(STATED EXERCISE): Each line that holds the word "chấp" counts once; give the total for the records below and nothing else.

Start of PROVIDED DATA

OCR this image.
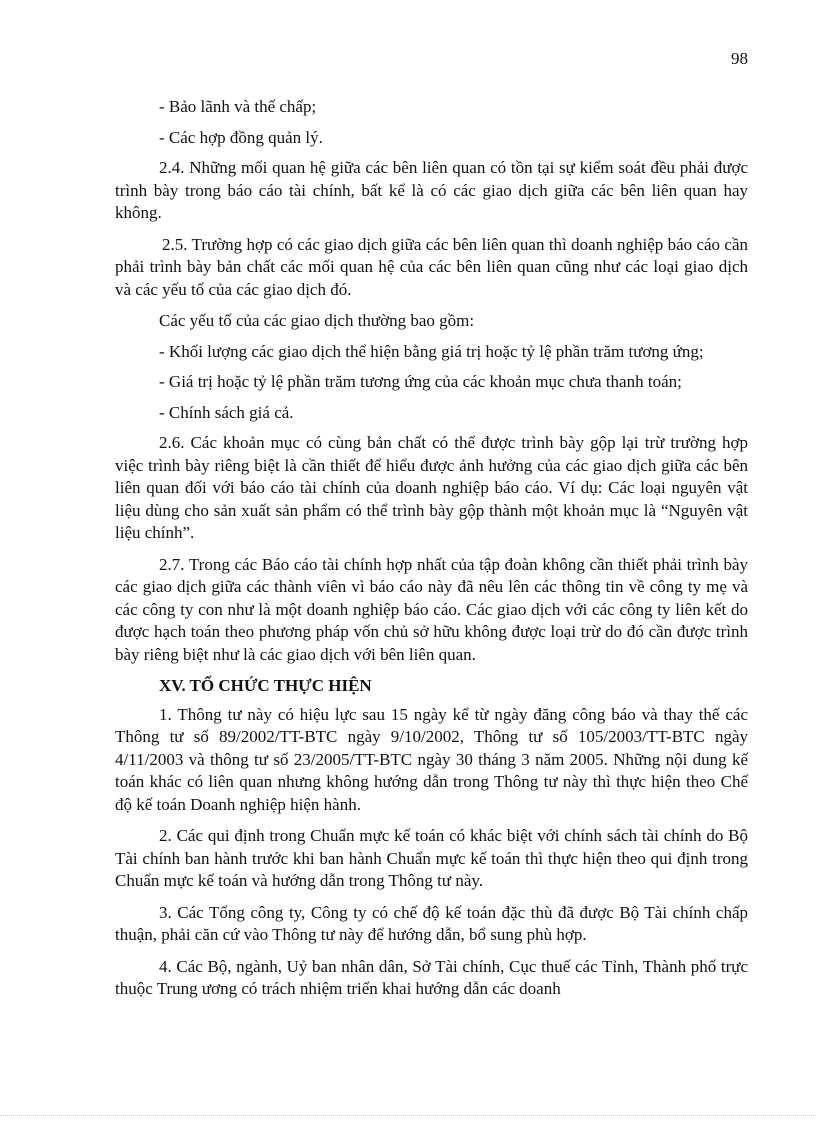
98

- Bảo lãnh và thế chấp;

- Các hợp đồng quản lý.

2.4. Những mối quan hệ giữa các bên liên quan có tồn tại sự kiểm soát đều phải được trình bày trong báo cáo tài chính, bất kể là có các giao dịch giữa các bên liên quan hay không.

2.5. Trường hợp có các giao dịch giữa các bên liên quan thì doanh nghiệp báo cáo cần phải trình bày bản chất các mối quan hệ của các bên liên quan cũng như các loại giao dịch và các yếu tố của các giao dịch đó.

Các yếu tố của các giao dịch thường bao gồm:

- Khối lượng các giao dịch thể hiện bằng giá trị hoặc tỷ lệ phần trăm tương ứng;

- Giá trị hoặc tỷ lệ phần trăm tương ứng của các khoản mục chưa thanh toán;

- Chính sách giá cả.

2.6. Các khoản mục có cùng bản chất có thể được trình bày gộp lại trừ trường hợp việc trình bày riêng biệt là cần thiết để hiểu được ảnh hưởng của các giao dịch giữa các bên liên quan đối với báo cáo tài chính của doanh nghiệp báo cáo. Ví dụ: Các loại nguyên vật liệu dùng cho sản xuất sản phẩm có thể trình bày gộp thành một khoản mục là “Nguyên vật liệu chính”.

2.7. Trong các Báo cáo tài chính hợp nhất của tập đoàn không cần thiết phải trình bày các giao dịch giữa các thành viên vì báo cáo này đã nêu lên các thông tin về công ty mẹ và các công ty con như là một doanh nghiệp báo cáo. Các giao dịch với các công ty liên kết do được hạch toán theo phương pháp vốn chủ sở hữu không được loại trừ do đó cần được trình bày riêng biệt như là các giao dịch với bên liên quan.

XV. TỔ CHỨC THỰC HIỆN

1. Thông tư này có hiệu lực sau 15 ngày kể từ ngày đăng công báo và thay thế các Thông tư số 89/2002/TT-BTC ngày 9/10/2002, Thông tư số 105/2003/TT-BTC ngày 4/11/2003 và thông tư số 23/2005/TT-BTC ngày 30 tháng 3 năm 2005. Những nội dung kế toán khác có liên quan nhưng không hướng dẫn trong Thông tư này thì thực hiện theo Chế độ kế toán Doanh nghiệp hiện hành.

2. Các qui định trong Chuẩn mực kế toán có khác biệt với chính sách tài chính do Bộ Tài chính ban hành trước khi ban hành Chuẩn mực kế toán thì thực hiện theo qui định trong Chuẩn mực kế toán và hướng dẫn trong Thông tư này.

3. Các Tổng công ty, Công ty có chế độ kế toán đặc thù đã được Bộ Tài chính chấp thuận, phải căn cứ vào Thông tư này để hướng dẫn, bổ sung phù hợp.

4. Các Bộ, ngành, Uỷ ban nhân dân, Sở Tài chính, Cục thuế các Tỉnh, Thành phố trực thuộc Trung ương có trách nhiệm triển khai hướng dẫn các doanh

End of PROVIDED DATA
Start of PROVIDED DATA

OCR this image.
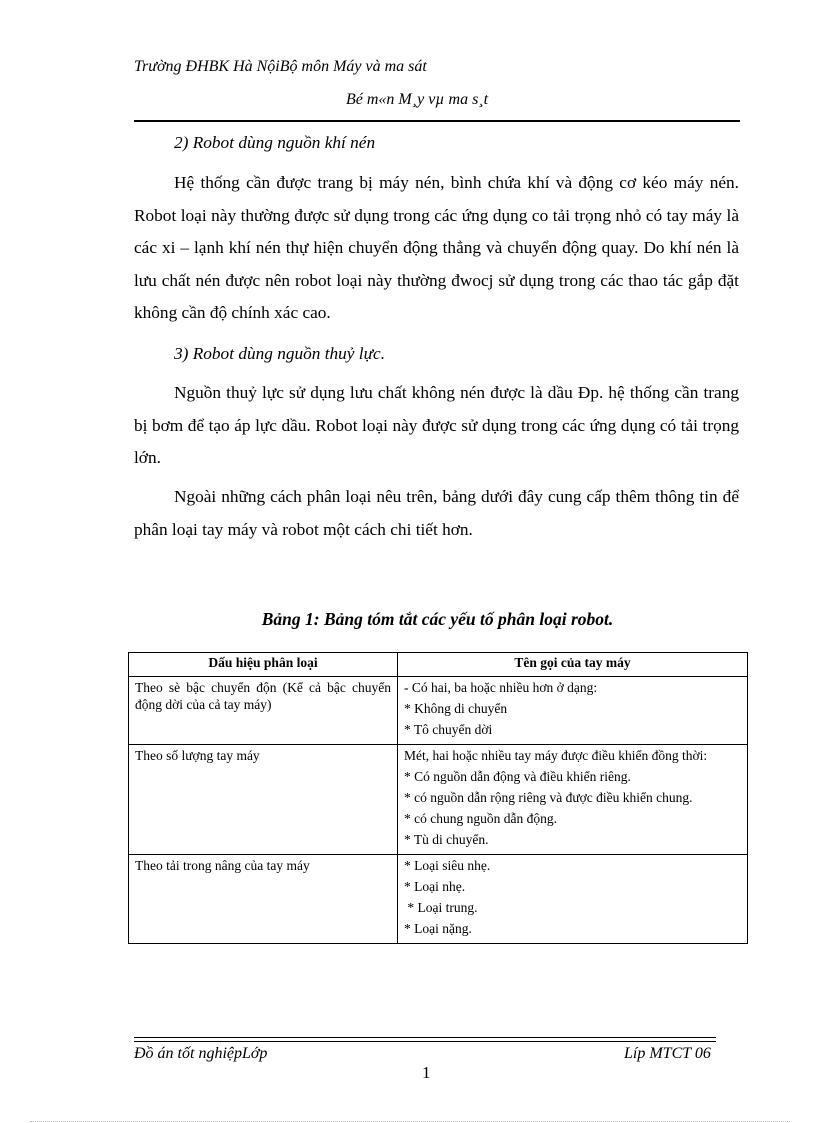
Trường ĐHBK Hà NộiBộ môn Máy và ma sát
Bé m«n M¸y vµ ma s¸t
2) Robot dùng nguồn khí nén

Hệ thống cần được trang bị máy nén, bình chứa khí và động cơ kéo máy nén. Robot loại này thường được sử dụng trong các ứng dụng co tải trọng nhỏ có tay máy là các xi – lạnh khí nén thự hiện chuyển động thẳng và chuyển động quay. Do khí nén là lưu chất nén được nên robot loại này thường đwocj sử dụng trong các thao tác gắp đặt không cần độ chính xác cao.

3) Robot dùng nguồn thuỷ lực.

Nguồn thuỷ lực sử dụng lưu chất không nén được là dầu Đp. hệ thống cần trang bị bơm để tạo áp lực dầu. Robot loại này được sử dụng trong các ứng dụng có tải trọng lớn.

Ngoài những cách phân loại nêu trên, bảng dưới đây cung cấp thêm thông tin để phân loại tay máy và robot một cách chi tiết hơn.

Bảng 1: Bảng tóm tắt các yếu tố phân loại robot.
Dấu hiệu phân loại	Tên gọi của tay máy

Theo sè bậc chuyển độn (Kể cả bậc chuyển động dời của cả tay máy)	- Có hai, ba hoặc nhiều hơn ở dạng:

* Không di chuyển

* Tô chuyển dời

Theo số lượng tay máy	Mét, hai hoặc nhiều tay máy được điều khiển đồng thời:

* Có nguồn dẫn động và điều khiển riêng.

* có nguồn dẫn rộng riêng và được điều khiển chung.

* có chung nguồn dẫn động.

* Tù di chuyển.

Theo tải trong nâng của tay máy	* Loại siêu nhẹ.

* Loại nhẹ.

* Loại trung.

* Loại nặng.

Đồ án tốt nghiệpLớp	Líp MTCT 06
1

End of PROVIDED DATA

(RESULT OF THIS TASK): 2